» Task goal
Pull every line containing "April" from the entries.
Start Exercise input
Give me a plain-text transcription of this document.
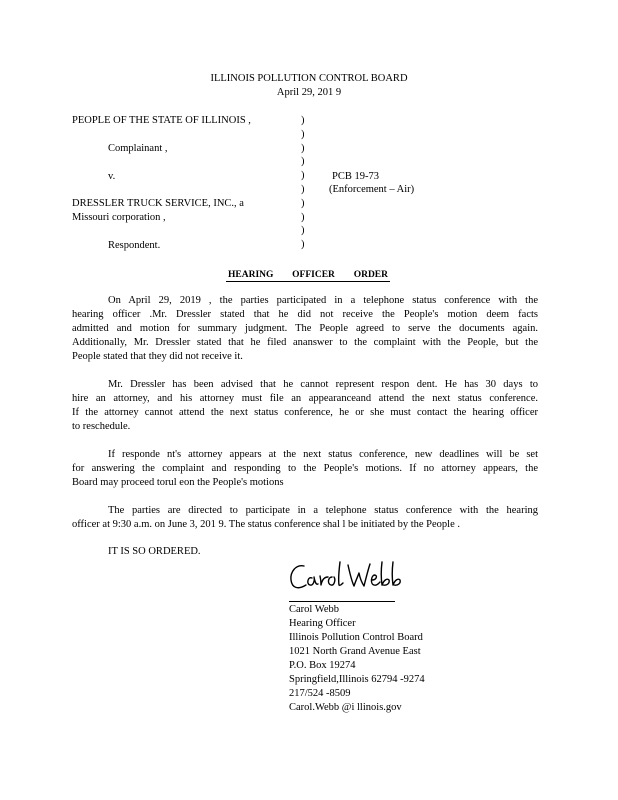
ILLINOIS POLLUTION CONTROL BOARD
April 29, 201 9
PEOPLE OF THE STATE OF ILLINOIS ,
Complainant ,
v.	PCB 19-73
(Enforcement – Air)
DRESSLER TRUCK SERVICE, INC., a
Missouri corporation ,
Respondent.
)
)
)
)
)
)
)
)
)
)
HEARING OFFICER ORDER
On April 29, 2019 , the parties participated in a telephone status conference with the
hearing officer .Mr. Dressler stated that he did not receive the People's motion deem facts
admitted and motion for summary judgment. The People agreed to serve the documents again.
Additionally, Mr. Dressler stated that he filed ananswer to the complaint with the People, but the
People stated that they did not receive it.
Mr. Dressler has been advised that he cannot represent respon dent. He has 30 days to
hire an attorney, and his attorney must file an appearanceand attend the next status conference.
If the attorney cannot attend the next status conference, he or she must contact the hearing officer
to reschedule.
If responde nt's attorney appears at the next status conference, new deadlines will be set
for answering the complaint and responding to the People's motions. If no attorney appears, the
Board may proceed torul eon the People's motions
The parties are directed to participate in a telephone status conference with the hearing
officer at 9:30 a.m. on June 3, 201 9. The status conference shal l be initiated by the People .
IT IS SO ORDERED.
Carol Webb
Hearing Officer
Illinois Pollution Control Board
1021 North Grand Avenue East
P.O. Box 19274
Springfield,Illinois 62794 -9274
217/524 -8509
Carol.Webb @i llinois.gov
End Exercise input
Start Exercise input
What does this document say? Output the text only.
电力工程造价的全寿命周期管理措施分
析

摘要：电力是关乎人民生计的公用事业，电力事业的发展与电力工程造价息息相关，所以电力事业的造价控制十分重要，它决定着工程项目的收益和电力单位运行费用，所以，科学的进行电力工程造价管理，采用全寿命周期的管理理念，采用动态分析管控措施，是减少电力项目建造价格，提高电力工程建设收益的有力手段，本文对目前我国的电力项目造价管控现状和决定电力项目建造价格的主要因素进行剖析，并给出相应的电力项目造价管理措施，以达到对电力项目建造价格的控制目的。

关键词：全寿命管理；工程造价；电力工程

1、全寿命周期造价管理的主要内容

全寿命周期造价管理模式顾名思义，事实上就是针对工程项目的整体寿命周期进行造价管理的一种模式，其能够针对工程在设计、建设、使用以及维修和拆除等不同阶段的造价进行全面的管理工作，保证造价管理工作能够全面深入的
End Exercise input
» Task result
April 29, 201 9
On April 29, 2019 , the parties participated in a telephone status conference with the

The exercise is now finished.